Dataset excerpts:

[BEGIN]

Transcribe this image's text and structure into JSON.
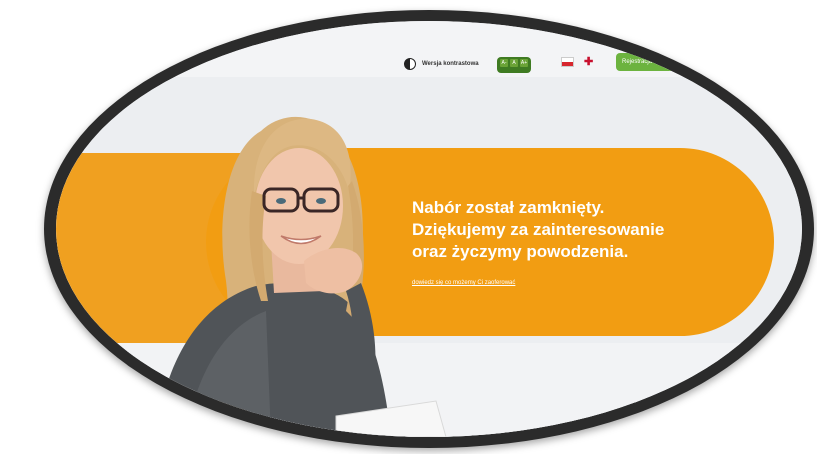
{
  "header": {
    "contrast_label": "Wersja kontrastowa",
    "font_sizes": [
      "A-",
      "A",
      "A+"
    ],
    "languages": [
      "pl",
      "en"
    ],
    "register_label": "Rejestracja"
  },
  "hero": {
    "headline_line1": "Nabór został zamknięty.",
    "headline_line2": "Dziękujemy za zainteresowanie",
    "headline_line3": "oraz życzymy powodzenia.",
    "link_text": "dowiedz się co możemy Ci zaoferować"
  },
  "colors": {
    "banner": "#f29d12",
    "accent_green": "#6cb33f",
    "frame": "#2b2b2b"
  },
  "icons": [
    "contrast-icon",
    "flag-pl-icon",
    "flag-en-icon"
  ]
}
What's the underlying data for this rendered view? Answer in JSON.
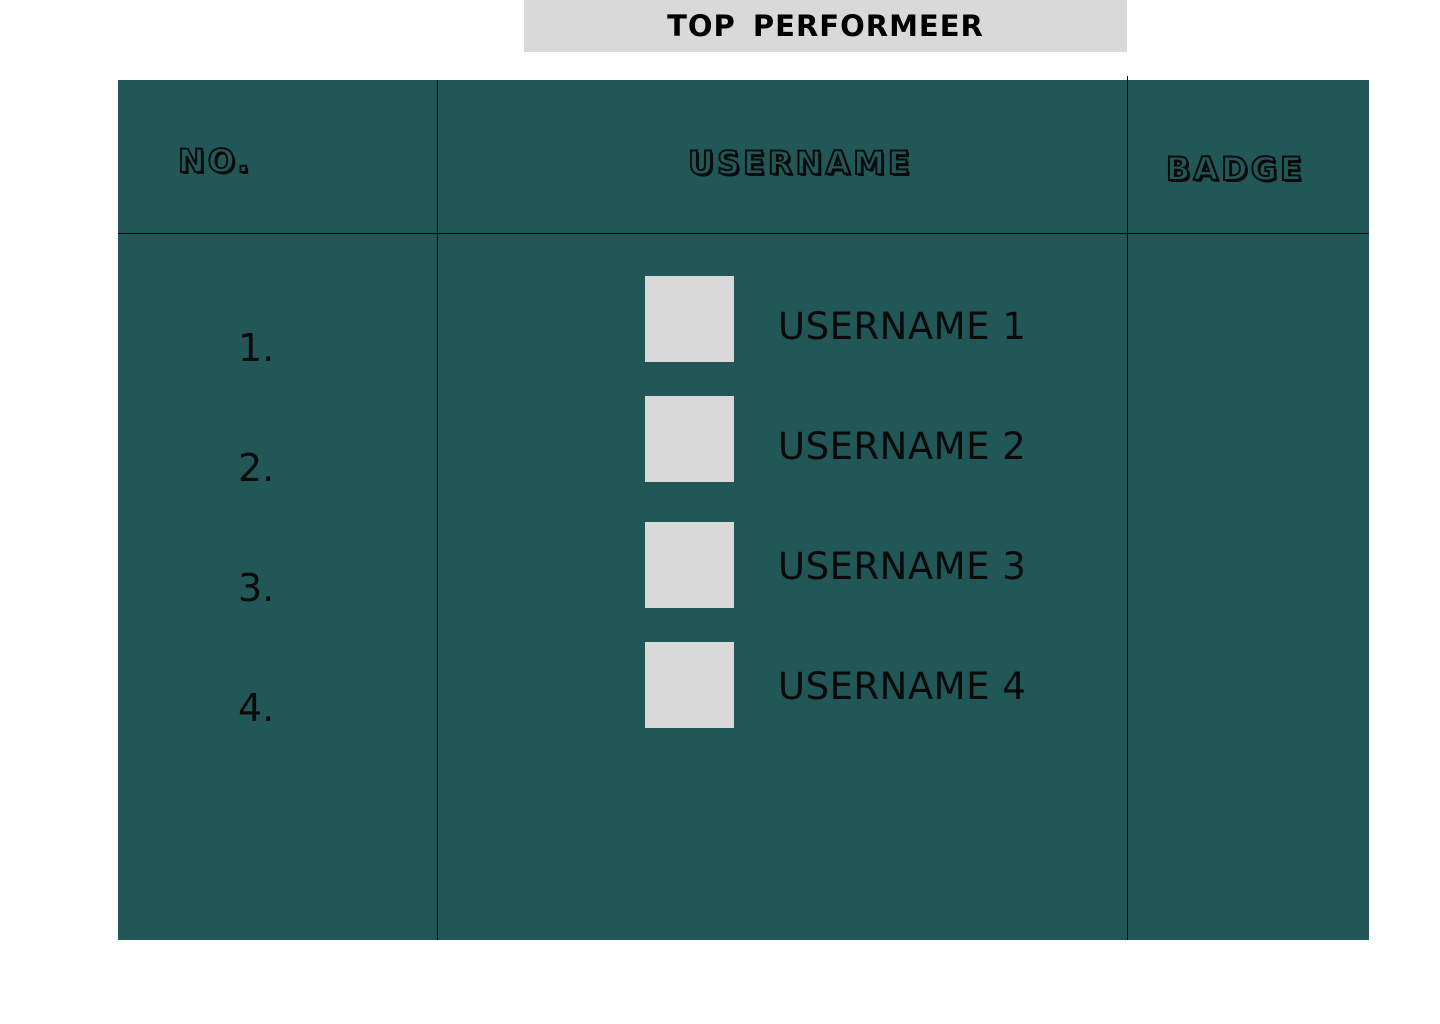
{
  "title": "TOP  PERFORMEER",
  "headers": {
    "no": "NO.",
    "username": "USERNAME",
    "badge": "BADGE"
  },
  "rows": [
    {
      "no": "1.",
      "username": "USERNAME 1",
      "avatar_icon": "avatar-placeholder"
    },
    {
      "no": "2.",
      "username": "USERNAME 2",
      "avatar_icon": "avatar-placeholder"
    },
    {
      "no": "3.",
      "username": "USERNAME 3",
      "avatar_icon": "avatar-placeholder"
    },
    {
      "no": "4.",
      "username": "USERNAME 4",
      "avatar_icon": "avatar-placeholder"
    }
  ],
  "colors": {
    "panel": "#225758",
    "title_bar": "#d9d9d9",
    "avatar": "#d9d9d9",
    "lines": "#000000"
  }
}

[END]
[BEGIN]

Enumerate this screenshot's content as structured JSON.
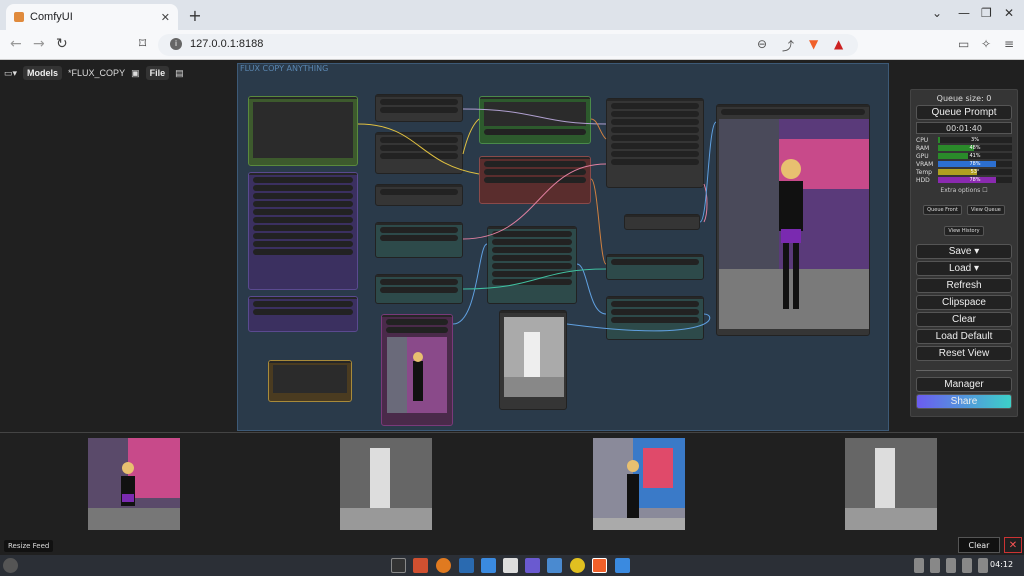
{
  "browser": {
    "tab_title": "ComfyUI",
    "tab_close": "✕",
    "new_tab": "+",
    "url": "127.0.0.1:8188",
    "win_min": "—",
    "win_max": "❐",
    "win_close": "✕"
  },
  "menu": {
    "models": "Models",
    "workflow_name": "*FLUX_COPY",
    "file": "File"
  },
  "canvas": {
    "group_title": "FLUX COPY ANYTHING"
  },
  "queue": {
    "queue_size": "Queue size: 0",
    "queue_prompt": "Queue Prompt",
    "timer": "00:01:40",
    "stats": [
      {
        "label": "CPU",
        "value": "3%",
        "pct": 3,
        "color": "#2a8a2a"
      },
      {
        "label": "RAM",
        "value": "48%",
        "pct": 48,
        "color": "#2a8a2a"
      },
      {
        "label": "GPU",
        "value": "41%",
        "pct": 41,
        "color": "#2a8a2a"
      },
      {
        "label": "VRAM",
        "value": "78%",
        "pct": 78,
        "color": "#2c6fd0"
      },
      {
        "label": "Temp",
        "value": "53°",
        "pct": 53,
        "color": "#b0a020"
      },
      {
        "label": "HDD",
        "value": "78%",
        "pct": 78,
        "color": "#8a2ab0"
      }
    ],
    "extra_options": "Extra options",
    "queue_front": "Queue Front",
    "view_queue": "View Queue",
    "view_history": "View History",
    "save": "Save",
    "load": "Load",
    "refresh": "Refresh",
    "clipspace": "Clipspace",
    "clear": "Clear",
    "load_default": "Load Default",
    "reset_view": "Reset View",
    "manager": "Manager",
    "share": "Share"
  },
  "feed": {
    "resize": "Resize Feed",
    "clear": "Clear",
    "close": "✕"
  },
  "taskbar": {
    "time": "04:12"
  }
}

[END]
[BEGIN]

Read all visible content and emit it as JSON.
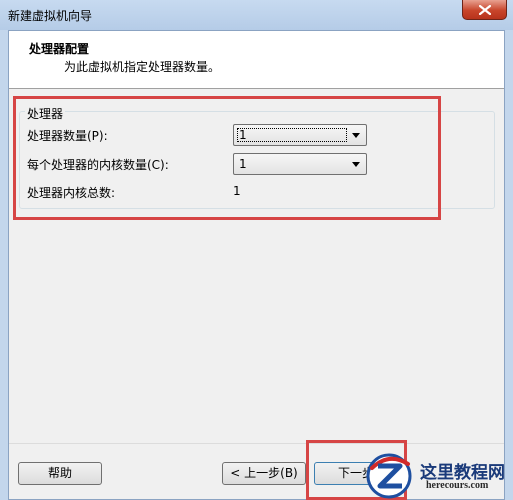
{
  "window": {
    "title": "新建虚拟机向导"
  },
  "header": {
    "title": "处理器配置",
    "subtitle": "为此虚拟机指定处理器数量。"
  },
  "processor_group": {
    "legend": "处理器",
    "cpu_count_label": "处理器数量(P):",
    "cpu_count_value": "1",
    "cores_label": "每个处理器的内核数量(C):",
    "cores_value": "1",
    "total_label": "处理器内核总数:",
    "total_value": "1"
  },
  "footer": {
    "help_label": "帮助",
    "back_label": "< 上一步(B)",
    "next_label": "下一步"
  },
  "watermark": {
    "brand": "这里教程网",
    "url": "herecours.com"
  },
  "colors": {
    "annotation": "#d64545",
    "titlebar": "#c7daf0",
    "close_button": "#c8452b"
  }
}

[END]

(Requirement) Across the records, count the lines holding the string "USERNAME". Give the number and stop.

(Response) 5